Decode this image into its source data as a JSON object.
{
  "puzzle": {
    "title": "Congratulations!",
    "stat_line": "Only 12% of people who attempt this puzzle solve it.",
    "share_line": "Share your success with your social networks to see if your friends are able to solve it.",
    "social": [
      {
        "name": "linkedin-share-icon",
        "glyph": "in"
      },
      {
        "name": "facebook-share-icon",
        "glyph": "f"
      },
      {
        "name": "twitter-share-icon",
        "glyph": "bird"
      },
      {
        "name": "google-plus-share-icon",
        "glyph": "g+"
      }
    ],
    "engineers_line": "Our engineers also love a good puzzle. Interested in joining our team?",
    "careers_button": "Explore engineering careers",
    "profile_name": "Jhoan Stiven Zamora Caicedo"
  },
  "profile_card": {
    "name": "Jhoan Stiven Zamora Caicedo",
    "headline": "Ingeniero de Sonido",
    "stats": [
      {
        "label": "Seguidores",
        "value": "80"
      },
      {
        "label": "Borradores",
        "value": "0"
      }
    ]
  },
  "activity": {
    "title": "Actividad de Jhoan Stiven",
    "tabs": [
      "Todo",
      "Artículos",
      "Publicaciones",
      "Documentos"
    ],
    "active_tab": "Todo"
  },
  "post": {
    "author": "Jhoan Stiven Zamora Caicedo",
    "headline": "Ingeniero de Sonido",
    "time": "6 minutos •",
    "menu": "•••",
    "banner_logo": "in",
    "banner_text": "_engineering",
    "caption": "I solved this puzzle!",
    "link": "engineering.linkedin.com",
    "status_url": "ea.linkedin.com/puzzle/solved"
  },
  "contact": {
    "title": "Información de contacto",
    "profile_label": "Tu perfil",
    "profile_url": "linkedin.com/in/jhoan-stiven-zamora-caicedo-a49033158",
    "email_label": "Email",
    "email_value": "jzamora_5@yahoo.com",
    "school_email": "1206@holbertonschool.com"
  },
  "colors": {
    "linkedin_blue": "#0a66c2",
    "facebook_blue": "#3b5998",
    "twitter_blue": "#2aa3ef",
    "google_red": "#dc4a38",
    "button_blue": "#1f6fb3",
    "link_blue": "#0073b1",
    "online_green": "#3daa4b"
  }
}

* [WHAT THIS TASK INVOLVES] Copy the data above in full, character for character.

* [THE RESULT]
Decode this image into its source data as a JSON object.
{
  "puzzle": {
    "title": "Congratulations!",
    "stat_line": "Only 12% of people who attempt this puzzle solve it.",
    "share_line": "Share your success with your social networks to see if your friends are able to solve it.",
    "social": [
      {
        "name": "linkedin-share-icon",
        "glyph": "in"
      },
      {
        "name": "facebook-share-icon",
        "glyph": "f"
      },
      {
        "name": "twitter-share-icon",
        "glyph": "bird"
      },
      {
        "name": "google-plus-share-icon",
        "glyph": "g+"
      }
    ],
    "engineers_line": "Our engineers also love a good puzzle. Interested in joining our team?",
    "careers_button": "Explore engineering careers",
    "profile_name": "Jhoan Stiven Zamora Caicedo"
  },
  "profile_card": {
    "name": "Jhoan Stiven Zamora Caicedo",
    "headline": "Ingeniero de Sonido",
    "stats": [
      {
        "label": "Seguidores",
        "value": "80"
      },
      {
        "label": "Borradores",
        "value": "0"
      }
    ]
  },
  "activity": {
    "title": "Actividad de Jhoan Stiven",
    "tabs": [
      "Todo",
      "Artículos",
      "Publicaciones",
      "Documentos"
    ],
    "active_tab": "Todo"
  },
  "post": {
    "author": "Jhoan Stiven Zamora Caicedo",
    "headline": "Ingeniero de Sonido",
    "time": "6 minutos •",
    "menu": "•••",
    "banner_logo": "in",
    "banner_text": "_engineering",
    "caption": "I solved this puzzle!",
    "link": "engineering.linkedin.com",
    "status_url": "ea.linkedin.com/puzzle/solved"
  },
  "contact": {
    "title": "Información de contacto",
    "profile_label": "Tu perfil",
    "profile_url": "linkedin.com/in/jhoan-stiven-zamora-caicedo-a49033158",
    "email_label": "Email",
    "email_value": "jzamora_5@yahoo.com",
    "school_email": "1206@holbertonschool.com"
  },
  "colors": {
    "linkedin_blue": "#0a66c2",
    "facebook_blue": "#3b5998",
    "twitter_blue": "#2aa3ef",
    "google_red": "#dc4a38",
    "button_blue": "#1f6fb3",
    "link_blue": "#0073b1",
    "online_green": "#3daa4b"
  }
}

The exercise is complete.